→ Set exercise:
Pick out the lines containing "screenshot".

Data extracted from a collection
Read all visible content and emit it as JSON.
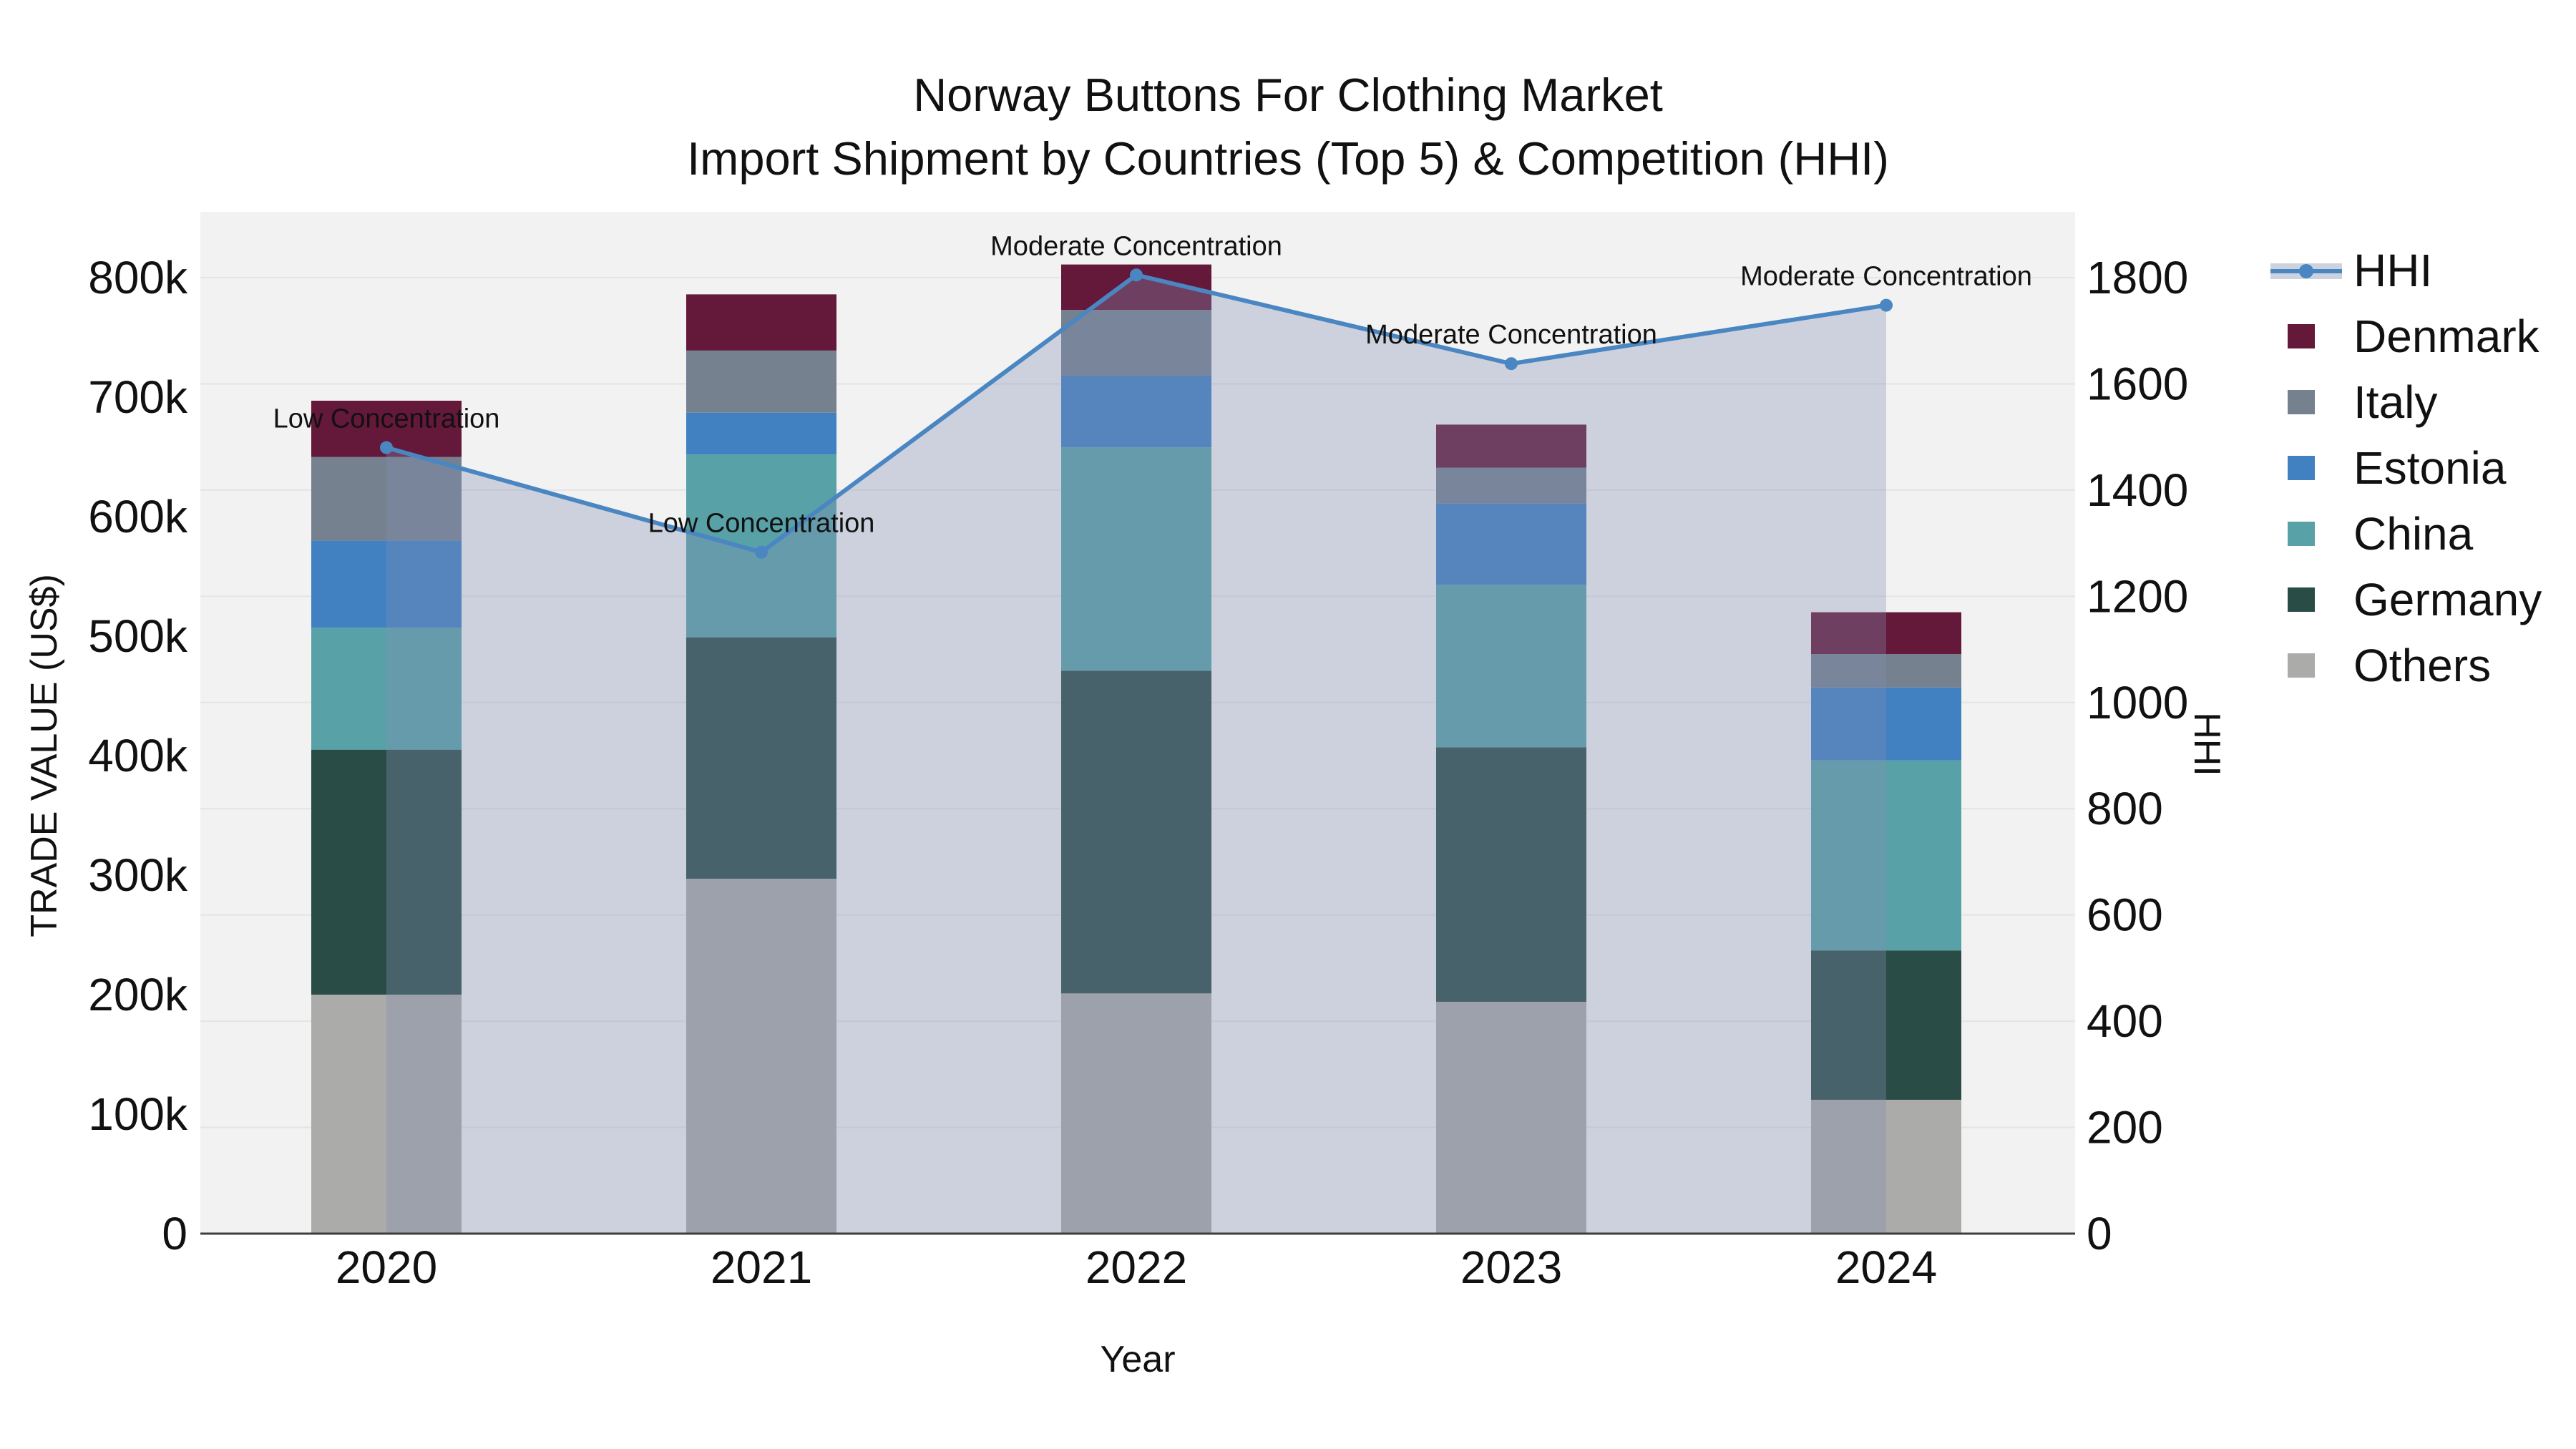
{
  "chart_data": {
    "type": "stacked-bar+line",
    "title": {
      "line1": "Norway Buttons For Clothing Market",
      "line2": "Import Shipment by Countries (Top 5) & Competition (HHI)"
    },
    "categories": [
      "2020",
      "2021",
      "2022",
      "2023",
      "2024"
    ],
    "axes": {
      "left": {
        "title": "TRADE VALUE (US$)",
        "tick_labels": [
          "0",
          "100k",
          "200k",
          "300k",
          "400k",
          "500k",
          "600k",
          "700k",
          "800k"
        ],
        "tick_values": [
          0,
          100000,
          200000,
          300000,
          400000,
          500000,
          600000,
          700000,
          800000
        ],
        "range": [
          0,
          855000
        ]
      },
      "right": {
        "title": "HHI",
        "tick_labels": [
          "0",
          "200",
          "400",
          "600",
          "800",
          "1000",
          "1200",
          "1400",
          "1600",
          "1800"
        ],
        "tick_values": [
          0,
          200,
          400,
          600,
          800,
          1000,
          1200,
          1400,
          1600,
          1800
        ],
        "range": [
          0,
          1925
        ],
        "grid": true
      },
      "x": {
        "title": "Year"
      }
    },
    "series": [
      {
        "name": "Others",
        "color": "#ababa9",
        "values": [
          200000,
          297000,
          201000,
          194000,
          112000
        ]
      },
      {
        "name": "Germany",
        "color": "#2a4c46",
        "values": [
          205000,
          202000,
          270000,
          213000,
          125000
        ]
      },
      {
        "name": "China",
        "color": "#58a2a7",
        "values": [
          102000,
          153000,
          187000,
          136000,
          159000
        ]
      },
      {
        "name": "Estonia",
        "color": "#4181c2",
        "values": [
          73000,
          35000,
          60000,
          68000,
          61000
        ]
      },
      {
        "name": "Italy",
        "color": "#75818e",
        "values": [
          70000,
          52000,
          55000,
          30000,
          28000
        ]
      },
      {
        "name": "Denmark",
        "color": "#64183a",
        "values": [
          47000,
          47000,
          38000,
          36000,
          35000
        ]
      }
    ],
    "hhi": {
      "name": "HHI",
      "color": "#4a86c2",
      "area_fill_color": "rgba(130,144,180,0.33)",
      "legend_band_color": "#cdd3de",
      "values": [
        1480,
        1283,
        1805,
        1638,
        1748
      ]
    },
    "annotations": [
      {
        "category": "2020",
        "text": "Low Concentration"
      },
      {
        "category": "2021",
        "text": "Low Concentration"
      },
      {
        "category": "2022",
        "text": "Moderate Concentration"
      },
      {
        "category": "2023",
        "text": "Moderate Concentration"
      },
      {
        "category": "2024",
        "text": "Moderate Concentration"
      }
    ],
    "legend": {
      "position": "top-right",
      "items": [
        "HHI",
        "Denmark",
        "Italy",
        "Estonia",
        "China",
        "Germany",
        "Others"
      ]
    },
    "style": {
      "plot_background": "#f2f2f2",
      "paper_background": "#ffffff",
      "grid_color": "#e4e4e4",
      "axis_line_color": "#3d3d3d",
      "text_color": "#111111"
    }
  }
}
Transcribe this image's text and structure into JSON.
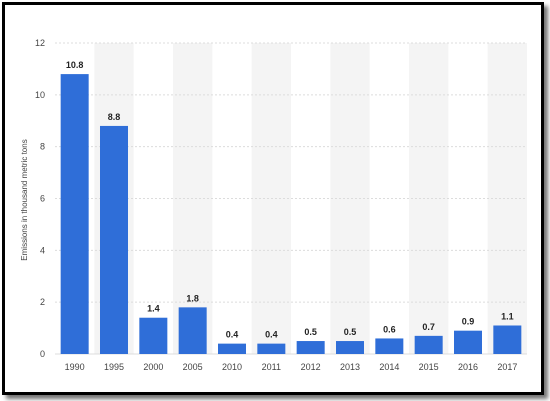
{
  "chart_data": {
    "type": "bar",
    "categories": [
      "1990",
      "1995",
      "2000",
      "2005",
      "2010",
      "2011",
      "2012",
      "2013",
      "2014",
      "2015",
      "2016",
      "2017"
    ],
    "values": [
      10.8,
      8.8,
      1.4,
      1.8,
      0.4,
      0.4,
      0.5,
      0.5,
      0.6,
      0.7,
      0.9,
      1.1
    ],
    "data_labels": [
      "10.8",
      "8.8",
      "1.4",
      "1.8",
      "0.4",
      "0.4",
      "0.5",
      "0.5",
      "0.6",
      "0.7",
      "0.9",
      "1.1"
    ],
    "yticks": [
      0,
      2,
      4,
      6,
      8,
      10,
      12
    ],
    "ylim": [
      0,
      12
    ],
    "xlabel": "",
    "ylabel": "Emissions in thousand metric tons",
    "title": "",
    "grid": true,
    "bar_color": "#2f6ed8",
    "band_color": "#f4f4f4"
  }
}
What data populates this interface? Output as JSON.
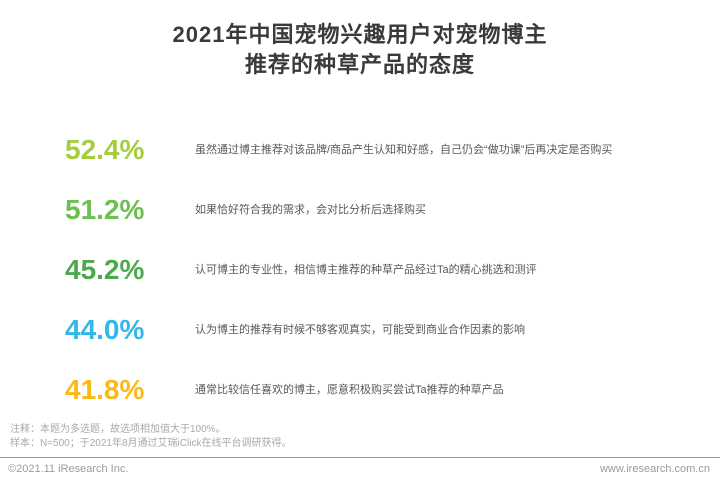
{
  "title": {
    "line1": "2021年中国宠物兴趣用户对宠物博主",
    "line2": "推荐的种草产品的态度"
  },
  "rows": [
    {
      "percent": "52.4%",
      "color": "#a5cd3c",
      "description": "虽然通过博主推荐对该品牌/商品产生认知和好感，自己仍会“做功课”后再决定是否购买"
    },
    {
      "percent": "51.2%",
      "color": "#6cbf50",
      "description": "如果恰好符合我的需求，会对比分析后选择购买"
    },
    {
      "percent": "45.2%",
      "color": "#4ca94c",
      "description": "认可博主的专业性，相信博主推荐的种草产品经过Ta的精心挑选和测评"
    },
    {
      "percent": "44.0%",
      "color": "#30b8e8",
      "description": "认为博主的推荐有时候不够客观真实，可能受到商业合作因素的影响"
    },
    {
      "percent": "41.8%",
      "color": "#fcb813",
      "description": "通常比较信任喜欢的博主，愿意积极购买尝试Ta推荐的种草产品"
    }
  ],
  "notes": {
    "note1": "注释：本题为多选题，故选项相加值大于100%。",
    "note2": "样本：N=500；于2021年8月通过艾瑞iClick在线平台调研获得。"
  },
  "footer": {
    "copyright": "©2021.11 iResearch Inc.",
    "website": "www.iresearch.com.cn"
  },
  "chart_data": {
    "type": "table",
    "title": "2021年中国宠物兴趣用户对宠物博主推荐的种草产品的态度",
    "categories": [
      "虽然通过博主推荐对该品牌/商品产生认知和好感，自己仍会“做功课”后再决定是否购买",
      "如果恰好符合我的需求，会对比分析后选择购买",
      "认可博主的专业性，相信博主推荐的种草产品经过Ta的精心挑选和测评",
      "认为博主的推荐有时候不够客观真实，可能受到商业合作因素的影响",
      "通常比较信任喜欢的博主，愿意积极购买尝试Ta推荐的种草产品"
    ],
    "values": [
      52.4,
      51.2,
      45.2,
      44.0,
      41.8
    ],
    "unit": "%",
    "value_colors": [
      "#a5cd3c",
      "#6cbf50",
      "#4ca94c",
      "#30b8e8",
      "#fcb813"
    ],
    "legend": "none",
    "grid": "off"
  }
}
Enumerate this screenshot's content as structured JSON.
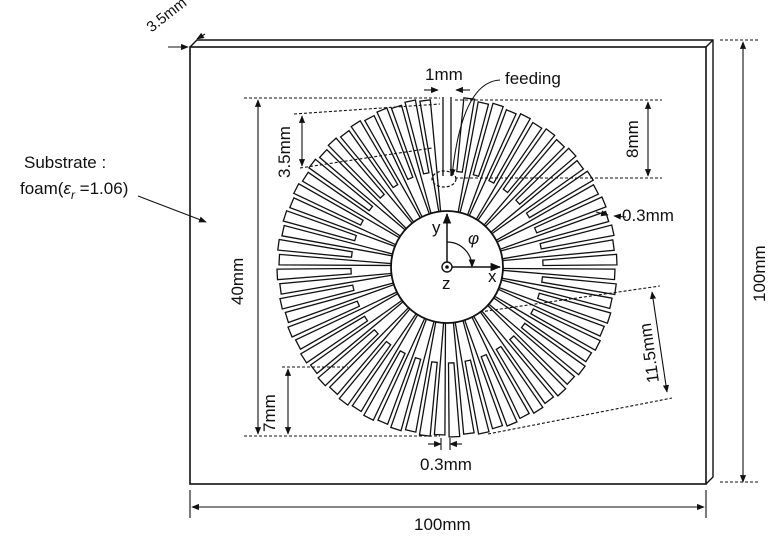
{
  "labels": {
    "thickness": "3.5mm",
    "gap_top": "1mm",
    "feeding": "feeding",
    "substrate_line1": "Substrate :",
    "substrate_line2_pre": "foam(",
    "substrate_epsilon": "ε",
    "substrate_sub": "r",
    "substrate_line2_post": " =1.06)",
    "outer_diameter": "40mm",
    "arm_width_top": "3.5mm",
    "arm_length_right_top": "8mm",
    "slot_width_right": "0.3mm",
    "y_axis": "y",
    "phi": "φ",
    "z_axis": "z",
    "x_axis": "x",
    "arm_length_right_bottom": "11.5mm",
    "arm_length_left_bottom": "7mm",
    "slot_width_bottom": "0.3mm",
    "board_height": "100mm",
    "board_width": "100mm"
  },
  "colors": {
    "line": "#111111",
    "background": "#ffffff"
  }
}
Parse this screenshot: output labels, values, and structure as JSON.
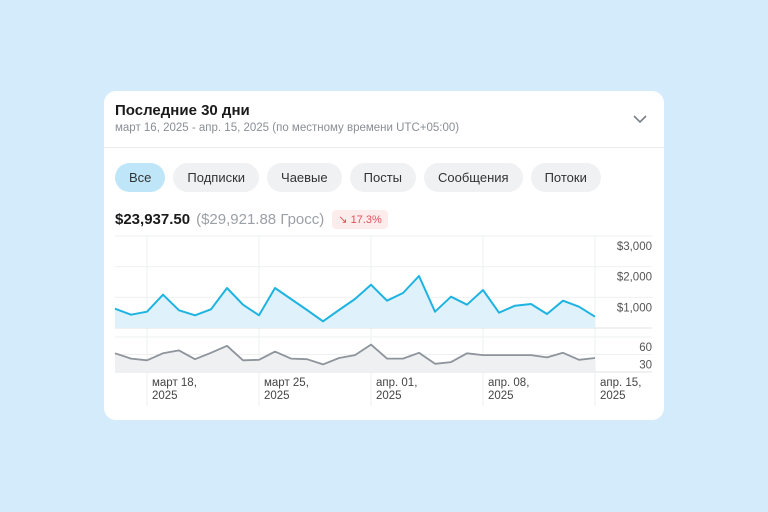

→ Exercise answer:
Enumerate this screenshot's content as structured JSON.
Parse this screenshot: output labels, values, and structure as JSON.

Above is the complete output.